## Saved entries:
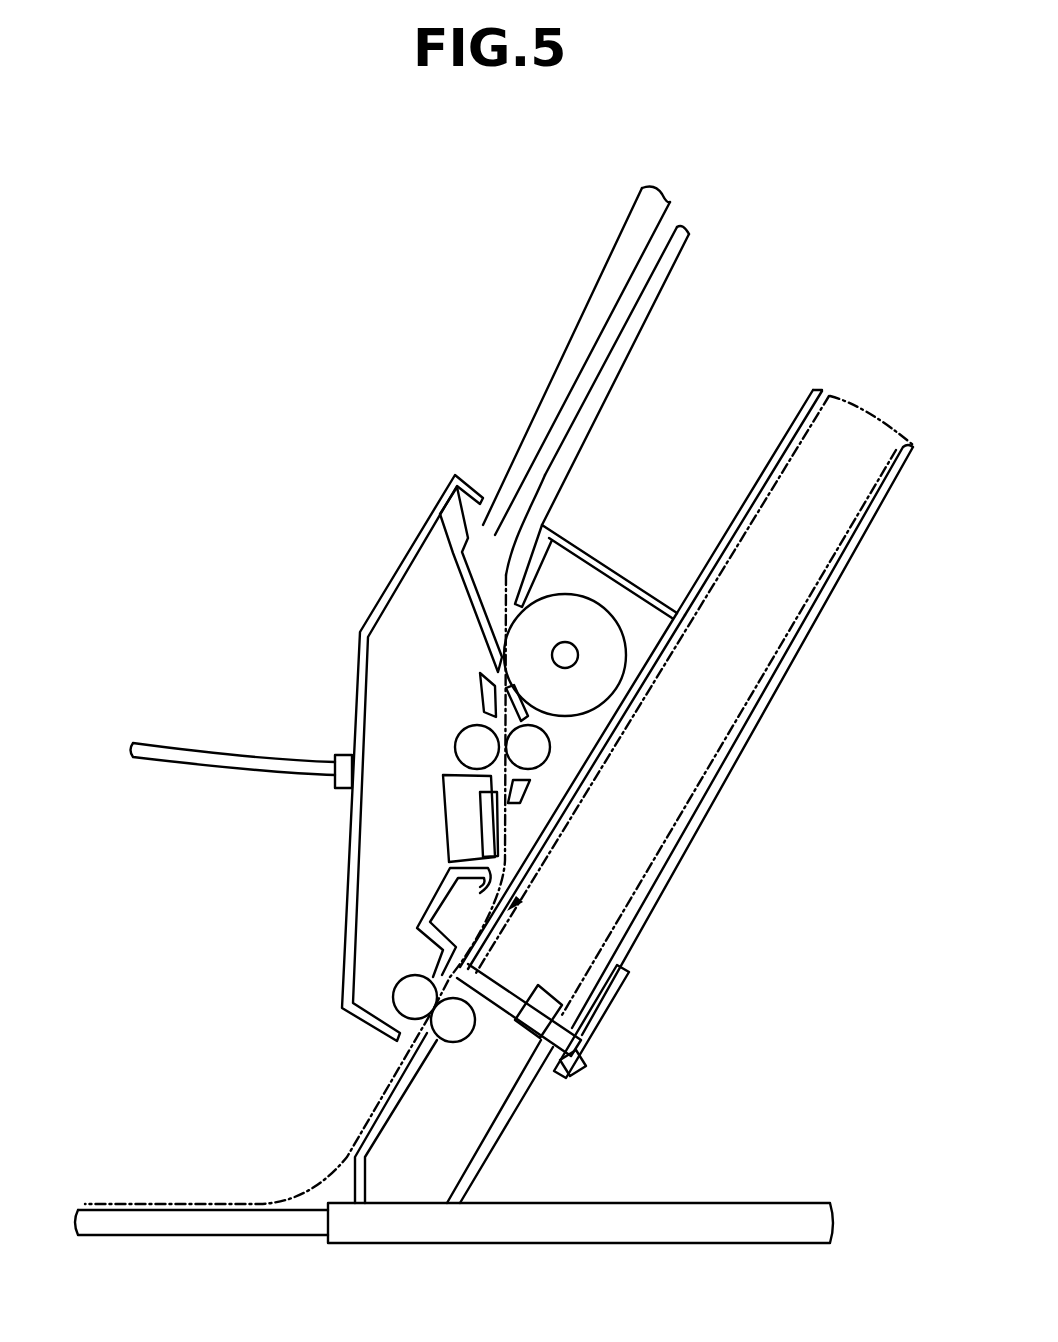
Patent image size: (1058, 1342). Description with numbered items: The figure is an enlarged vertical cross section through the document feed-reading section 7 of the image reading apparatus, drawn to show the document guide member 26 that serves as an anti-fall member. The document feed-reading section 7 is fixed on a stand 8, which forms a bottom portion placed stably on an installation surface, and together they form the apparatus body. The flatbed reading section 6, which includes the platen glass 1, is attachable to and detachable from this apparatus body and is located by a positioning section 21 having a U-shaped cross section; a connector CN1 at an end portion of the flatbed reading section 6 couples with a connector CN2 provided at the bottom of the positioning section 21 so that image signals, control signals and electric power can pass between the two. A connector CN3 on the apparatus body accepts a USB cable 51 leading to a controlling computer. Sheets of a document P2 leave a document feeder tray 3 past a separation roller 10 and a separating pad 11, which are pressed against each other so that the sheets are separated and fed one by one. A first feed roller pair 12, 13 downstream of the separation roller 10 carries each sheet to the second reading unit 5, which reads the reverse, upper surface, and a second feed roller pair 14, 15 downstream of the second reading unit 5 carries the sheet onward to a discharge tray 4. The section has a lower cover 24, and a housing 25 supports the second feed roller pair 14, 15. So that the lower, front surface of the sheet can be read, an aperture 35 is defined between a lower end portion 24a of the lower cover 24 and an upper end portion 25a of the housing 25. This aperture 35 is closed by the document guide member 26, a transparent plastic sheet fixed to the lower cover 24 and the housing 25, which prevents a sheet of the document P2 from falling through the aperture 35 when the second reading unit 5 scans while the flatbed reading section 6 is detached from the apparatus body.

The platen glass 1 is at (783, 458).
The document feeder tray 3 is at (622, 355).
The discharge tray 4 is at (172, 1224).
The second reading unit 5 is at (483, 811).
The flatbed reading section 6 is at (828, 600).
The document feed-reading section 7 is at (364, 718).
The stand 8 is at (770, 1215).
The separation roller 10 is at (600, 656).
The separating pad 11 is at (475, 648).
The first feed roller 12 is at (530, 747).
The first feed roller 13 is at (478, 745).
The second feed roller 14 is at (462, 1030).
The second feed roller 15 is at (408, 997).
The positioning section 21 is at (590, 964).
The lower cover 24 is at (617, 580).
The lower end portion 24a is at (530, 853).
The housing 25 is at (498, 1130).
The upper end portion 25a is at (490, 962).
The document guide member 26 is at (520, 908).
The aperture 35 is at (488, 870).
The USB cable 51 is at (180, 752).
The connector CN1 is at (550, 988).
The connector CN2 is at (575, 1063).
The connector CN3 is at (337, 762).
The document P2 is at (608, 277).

==

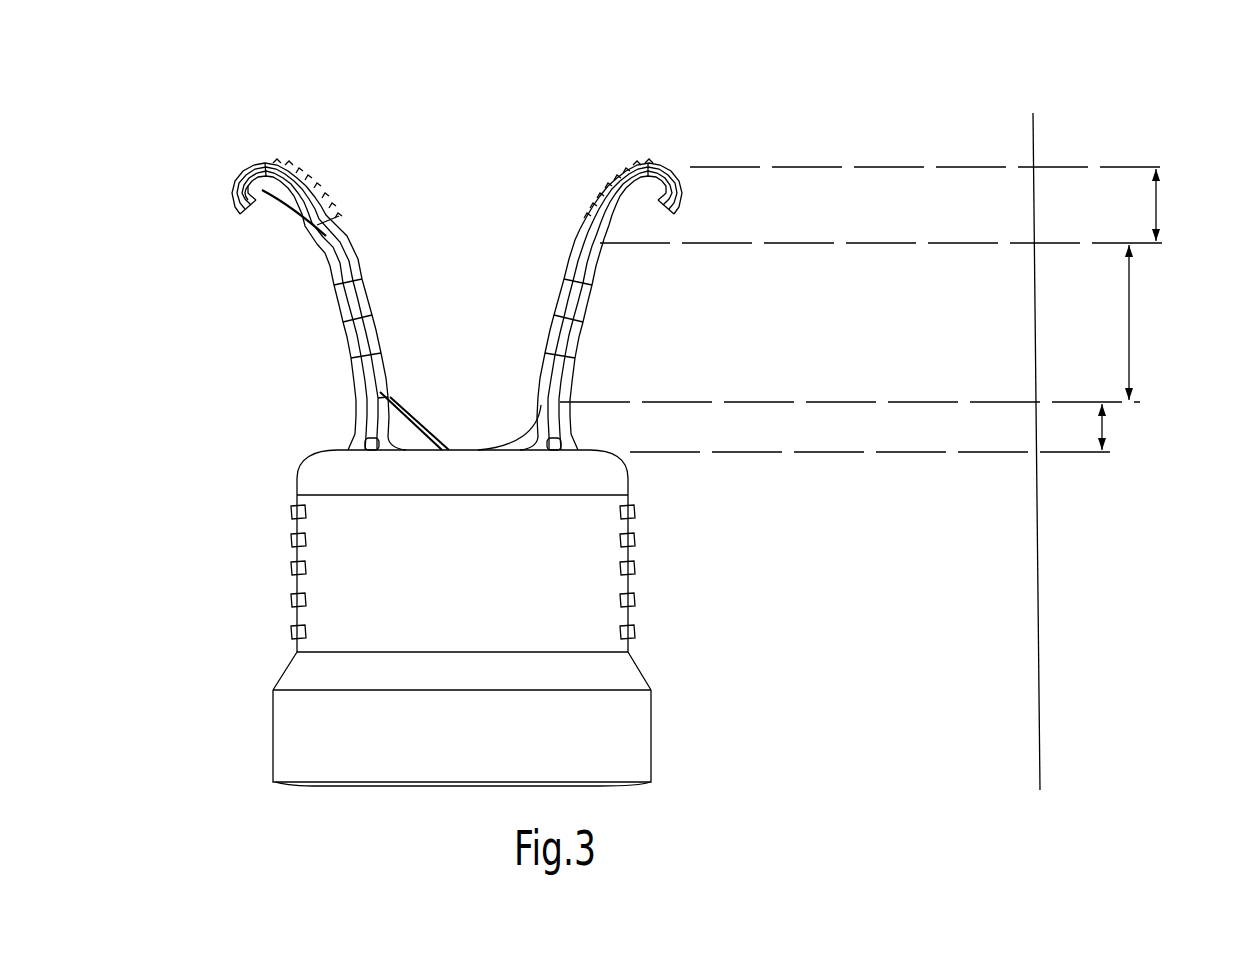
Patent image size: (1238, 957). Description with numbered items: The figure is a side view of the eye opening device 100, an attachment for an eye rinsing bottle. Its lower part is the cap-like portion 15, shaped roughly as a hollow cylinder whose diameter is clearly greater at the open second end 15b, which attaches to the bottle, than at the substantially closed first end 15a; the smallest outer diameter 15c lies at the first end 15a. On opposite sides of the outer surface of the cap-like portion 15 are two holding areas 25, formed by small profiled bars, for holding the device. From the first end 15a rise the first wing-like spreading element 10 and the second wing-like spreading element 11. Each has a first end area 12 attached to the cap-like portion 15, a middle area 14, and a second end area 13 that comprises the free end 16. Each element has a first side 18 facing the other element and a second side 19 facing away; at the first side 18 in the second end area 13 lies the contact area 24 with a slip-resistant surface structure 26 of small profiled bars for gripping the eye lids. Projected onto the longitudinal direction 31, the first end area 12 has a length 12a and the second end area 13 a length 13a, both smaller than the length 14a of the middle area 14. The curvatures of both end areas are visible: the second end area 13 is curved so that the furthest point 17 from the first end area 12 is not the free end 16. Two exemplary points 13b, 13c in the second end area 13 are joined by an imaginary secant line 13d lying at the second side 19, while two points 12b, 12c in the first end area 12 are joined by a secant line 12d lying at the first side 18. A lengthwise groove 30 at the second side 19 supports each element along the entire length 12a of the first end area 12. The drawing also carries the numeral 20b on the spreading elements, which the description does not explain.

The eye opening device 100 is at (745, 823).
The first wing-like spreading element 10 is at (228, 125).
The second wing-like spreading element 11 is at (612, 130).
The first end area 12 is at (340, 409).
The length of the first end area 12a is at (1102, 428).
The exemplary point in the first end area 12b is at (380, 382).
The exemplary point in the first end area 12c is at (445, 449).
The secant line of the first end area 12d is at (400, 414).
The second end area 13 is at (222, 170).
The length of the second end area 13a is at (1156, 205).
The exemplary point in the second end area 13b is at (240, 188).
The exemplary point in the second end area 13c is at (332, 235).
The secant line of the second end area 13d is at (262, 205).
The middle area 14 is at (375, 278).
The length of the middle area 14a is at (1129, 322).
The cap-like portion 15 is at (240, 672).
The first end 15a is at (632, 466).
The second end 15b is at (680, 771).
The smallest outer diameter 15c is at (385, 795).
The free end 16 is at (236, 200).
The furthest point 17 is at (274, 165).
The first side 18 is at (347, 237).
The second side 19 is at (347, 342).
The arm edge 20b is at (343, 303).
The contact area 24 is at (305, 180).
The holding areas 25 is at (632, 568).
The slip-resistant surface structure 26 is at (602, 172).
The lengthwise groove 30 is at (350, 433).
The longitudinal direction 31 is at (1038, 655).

## Written task:
Rewrite the lines as a Markdown table with the columns Number and Line, starting at the line that contains "Patent image size: (1238, 957)." and stopping after the line that contains "The exemplary point in the first end area 12b". Number each row, and leave out blank lines.

## Solution to the problem:
| Number | Line |
|---|---|
| 1 | Patent image size: (1238, 957). Description with numbered items: The figure is a side view of the eye opening device 100, an attachment for an eye rinsing bottle. Its lower part is the cap-like portion 15, shaped roughly as a hollow cylinder whose diameter is clearly greater at the open second end 15b, which attaches to the bottle, than at the substantially closed first end 15a; the smallest outer diameter 15c lies at the first end 15a. On opposite sides of the outer surface of the cap-like portion 15 are two holding areas 25, formed by small profiled bars, for holding the device. From the first end 15a rise the first wing-like spreading element 10 and the second wing-like spreading element 11. Each has a first end area 12 attached to the cap-like portion 15, a middle area 14, and a second end area 13 that comprises the free end 16. Each element has a first side 18 facing the other element and a second side 19 facing away; at the first side 18 in the second end area 13 lies the contact area 24 with a slip-resistant surface structure 26 of small profiled bars for gripping the eye lids. Projected onto the longitudinal direction 31, the first end area 12 has a length 12a and the second end area 13 a length 13a, both smaller than the length 14a of the middle area 14. The curvatures of both end areas are visible: the second end area 13 is curved so that the furthest point 17 from the first end area 12 is not the free end 16. Two exemplary points 13b, 13c in the second end area 13 are joined by an imaginary secant line 13d lying at the second side 19, while two points 12b, 12c in the first end area 12 are joined by a secant line 12d lying at the first side 18. A lengthwise groove 30 at the second side 19 supports each element along the entire length 12a of the first end area 12. The drawing also carries the numeral 20b on the spreading elements, which the description does not explain. |
| 2 | The eye opening device 100 is at (745, 823). |
| 3 | The first wing-like spreading element 10 is at (228, 125). |
| 4 | The second wing-like spreading element 11 is at (612, 130). |
| 5 | The first end area 12 is at (340, 409). |
| 6 | The length of the first end area 12a is at (1102, 428). |
| 7 | The exemplary point in the first end area 12b is at (380, 382). |